begin

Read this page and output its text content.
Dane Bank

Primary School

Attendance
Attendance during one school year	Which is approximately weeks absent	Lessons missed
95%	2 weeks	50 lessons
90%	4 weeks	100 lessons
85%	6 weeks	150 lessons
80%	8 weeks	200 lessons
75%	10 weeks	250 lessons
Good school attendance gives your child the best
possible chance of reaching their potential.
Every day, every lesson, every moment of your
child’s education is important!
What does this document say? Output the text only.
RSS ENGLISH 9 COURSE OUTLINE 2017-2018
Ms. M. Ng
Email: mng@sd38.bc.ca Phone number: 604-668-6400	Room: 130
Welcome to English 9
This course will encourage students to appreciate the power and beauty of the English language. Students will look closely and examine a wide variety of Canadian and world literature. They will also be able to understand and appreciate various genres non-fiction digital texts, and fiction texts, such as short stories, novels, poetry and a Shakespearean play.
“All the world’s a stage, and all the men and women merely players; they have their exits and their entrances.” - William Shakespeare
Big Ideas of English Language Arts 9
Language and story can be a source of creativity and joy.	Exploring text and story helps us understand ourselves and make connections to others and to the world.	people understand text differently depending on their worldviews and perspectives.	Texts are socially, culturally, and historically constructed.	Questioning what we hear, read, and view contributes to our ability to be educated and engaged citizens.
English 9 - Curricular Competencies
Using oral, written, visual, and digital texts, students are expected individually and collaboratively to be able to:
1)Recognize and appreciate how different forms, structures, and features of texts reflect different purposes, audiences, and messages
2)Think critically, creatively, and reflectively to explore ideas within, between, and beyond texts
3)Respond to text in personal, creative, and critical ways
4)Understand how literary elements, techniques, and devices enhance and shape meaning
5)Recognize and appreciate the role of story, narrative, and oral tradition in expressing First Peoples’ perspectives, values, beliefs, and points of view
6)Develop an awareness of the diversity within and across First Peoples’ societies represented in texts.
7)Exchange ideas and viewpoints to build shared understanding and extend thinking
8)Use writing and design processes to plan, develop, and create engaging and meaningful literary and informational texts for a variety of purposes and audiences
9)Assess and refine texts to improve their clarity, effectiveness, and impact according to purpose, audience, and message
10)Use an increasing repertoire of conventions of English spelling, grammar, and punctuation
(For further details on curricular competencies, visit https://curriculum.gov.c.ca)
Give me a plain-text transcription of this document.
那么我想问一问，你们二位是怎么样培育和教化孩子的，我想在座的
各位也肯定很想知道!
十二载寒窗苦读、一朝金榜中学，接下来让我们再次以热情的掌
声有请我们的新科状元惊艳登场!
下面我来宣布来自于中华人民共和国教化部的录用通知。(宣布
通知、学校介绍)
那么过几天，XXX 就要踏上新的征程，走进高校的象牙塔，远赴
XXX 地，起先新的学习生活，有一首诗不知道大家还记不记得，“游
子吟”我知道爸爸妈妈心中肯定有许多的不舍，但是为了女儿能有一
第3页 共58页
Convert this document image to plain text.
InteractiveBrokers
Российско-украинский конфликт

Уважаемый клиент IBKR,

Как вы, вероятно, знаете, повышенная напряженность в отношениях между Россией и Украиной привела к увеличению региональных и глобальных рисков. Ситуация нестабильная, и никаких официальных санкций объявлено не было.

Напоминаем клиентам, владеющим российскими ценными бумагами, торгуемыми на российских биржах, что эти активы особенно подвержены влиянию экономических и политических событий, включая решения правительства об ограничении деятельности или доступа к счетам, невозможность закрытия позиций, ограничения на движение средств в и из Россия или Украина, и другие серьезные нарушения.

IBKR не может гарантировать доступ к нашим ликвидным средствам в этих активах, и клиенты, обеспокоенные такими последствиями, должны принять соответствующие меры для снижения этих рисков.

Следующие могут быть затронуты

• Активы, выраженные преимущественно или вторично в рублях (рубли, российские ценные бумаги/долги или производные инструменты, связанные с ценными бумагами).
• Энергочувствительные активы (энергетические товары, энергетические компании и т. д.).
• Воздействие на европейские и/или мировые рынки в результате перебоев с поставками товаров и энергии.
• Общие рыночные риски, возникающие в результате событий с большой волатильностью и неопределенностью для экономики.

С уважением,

end

**PROBLEM REQUIREMENTS**
Every line holding "literary" should be copied out.

**OUTPUT FOR THIS EXERCISE**
4)Understand how literary elements, techniques, and devices enhance and shape meaning
8)Use writing and design processes to plan, develop, and create engaging and meaningful literary and informational texts for a variety of purposes and audiences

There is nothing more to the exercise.